» Reading passage
Kerr Stirling Llp V. Scottish Legal Complaints Commission

JurisdictionScotland
JudgeLord Menzies,Lord Brodie,Lord Kingarth
Neutral Citation[2012] CSIH 98
Docket NumberXA60/12
Date19 December 2012
CourtCourt of Session
Published date19 December 2012

EXTRA DIVISION, INNER HOUSE, COURT OF SESSION

Lord Menzies Lord Brodie Lord Kingarth [2012] CSIH 98

XA60/12

OPINION OF THE COURT

delivered by LORD KINGARTH

in appeal

by

KERR STIRLING LLP

Appellants;

against

THE SCOTTISH LEGAL COMPLAINTS COMMISSION

Respondents:

_______________

Act: Logan; Gillespie Macandrew LLP

Alt: M.V. Ross; Shepherd & Wedderburn LLP

19 December 2012

[1] In this appeal, brought under section 21 of the Legal Profession and Legal Aid (Scotland) Act 2007 ("the 2007 Act"), the appellants seek to question the decision by the respondents to accept as having been made timeously a complaint brought against Mr Rory Cowan, a principal solicitor with the appellants, by Mr Michael Thrusfield.

The statutory background

[2] Section 2 of the 2007 Act provides:

"2 Receipt of complaints: preliminary steps

(1) Where the Commission receives a complaint by or on behalf of any of the persons mentioned in subsection (2) -

(a) suggesting -

(i) professional misconduct or unsatisfactory professional conduct by a practitioner other than a firm of solicitors or an incorporated practice;

....

it must, subject to subsection (3) and sections 3 and 4 and any provision in rules made under section 32(1) as to eligibility for making complaints, take the preliminary steps mentioned in subsection (4).

(2) The persons are -

(a) as respects a conduct complaint, any person;

...

(4) The preliminary steps are -

(a) to determine whether or not the complaint is frivolous, vexatious or totally without merit;"

Section 4 provides:

"4 Complaint not made timeously or made prematurely

(1) Where a complaint referred to in section 2(1) is not made timeously, the Commission is not to take the preliminary steps referred to in section 2(4) in relation to it, and is not to take any further action under any other provision of this Part (except this section), in relation to it.

...

» Data listing
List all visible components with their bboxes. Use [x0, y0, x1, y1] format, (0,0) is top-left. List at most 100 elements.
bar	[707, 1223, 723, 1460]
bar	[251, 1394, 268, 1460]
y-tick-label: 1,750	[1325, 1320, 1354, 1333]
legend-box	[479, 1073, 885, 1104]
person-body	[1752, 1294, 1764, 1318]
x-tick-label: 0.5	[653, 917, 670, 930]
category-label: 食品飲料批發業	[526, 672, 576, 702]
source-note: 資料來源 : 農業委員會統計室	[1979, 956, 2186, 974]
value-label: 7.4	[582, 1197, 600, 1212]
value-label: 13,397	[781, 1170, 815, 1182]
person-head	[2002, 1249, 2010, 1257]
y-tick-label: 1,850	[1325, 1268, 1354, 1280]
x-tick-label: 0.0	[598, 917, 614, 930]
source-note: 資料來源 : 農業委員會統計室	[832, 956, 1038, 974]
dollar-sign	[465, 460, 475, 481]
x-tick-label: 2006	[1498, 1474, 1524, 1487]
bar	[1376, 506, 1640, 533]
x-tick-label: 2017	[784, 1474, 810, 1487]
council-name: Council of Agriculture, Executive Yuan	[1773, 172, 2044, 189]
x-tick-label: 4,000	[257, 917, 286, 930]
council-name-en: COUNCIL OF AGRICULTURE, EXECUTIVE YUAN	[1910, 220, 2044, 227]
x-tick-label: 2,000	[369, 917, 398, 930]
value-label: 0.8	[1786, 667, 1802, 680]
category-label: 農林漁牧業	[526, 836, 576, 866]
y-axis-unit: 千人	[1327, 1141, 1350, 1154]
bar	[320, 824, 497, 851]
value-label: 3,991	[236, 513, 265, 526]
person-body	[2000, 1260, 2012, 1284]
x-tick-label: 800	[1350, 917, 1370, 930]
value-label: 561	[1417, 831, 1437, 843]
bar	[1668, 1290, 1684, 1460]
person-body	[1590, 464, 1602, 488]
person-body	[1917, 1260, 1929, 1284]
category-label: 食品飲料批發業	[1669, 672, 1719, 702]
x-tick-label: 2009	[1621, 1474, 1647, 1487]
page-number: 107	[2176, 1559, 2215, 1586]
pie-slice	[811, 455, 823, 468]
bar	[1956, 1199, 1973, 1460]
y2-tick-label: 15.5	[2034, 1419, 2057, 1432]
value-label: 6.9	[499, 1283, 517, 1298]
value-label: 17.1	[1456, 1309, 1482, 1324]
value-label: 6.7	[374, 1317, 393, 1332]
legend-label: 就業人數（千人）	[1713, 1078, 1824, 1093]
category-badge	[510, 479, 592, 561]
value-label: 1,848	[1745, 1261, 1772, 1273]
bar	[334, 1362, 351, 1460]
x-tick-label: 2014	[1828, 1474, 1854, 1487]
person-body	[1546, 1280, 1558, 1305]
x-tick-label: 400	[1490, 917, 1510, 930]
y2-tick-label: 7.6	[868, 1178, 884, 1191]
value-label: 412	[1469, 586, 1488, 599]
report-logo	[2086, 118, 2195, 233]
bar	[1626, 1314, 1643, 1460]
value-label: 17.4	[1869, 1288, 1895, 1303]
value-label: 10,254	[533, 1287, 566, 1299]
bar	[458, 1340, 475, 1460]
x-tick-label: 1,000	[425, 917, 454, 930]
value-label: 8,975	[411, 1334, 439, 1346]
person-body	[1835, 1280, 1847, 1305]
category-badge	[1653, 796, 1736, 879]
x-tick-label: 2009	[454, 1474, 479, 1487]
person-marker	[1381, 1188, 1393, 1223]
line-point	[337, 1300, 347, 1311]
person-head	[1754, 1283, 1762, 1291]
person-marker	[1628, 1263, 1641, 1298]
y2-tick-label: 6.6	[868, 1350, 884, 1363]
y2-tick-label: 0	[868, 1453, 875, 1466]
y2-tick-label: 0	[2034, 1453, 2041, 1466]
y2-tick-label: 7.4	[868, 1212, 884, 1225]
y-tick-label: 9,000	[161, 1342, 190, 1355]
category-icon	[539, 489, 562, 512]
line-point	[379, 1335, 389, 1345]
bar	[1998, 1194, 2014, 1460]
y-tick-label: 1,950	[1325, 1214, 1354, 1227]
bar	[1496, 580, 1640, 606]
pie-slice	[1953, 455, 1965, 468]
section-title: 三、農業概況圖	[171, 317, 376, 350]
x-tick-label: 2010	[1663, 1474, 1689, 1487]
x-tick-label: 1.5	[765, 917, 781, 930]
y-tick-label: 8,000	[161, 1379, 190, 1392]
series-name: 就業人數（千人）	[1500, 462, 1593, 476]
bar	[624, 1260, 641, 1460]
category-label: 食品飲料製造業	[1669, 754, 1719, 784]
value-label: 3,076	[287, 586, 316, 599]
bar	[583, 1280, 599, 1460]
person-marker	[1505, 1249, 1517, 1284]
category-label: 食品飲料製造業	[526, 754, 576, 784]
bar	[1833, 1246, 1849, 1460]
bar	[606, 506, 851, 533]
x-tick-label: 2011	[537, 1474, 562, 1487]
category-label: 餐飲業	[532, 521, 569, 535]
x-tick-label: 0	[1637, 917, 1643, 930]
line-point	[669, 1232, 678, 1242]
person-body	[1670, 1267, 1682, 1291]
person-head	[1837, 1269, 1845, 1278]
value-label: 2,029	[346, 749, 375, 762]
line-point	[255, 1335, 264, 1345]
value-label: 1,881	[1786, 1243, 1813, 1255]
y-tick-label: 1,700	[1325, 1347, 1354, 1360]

» List of tasks
1. Please decide whether each statement agrees with the court opinion: (a) the opinion was delivered by Lord Menzies; (b) the appeal is brought under section 21 of the 2007 Act; (c) Mr Rory Cowan is a principal solicitor with the respondents. Answer yes or no for each and quote the deciding words.
2. List every judge the court opinion names.

» Per-task answers
1.
(a) No: "delivered by LORD KINGARTH"
(b) Yes: "brought under section 21 of the Legal Profession and Legal Aid (Scotland) Act 2007"
(c) No: "a principal solicitor with the appellants"

2. Lord Menzies, Lord Brodie, Lord Kingarth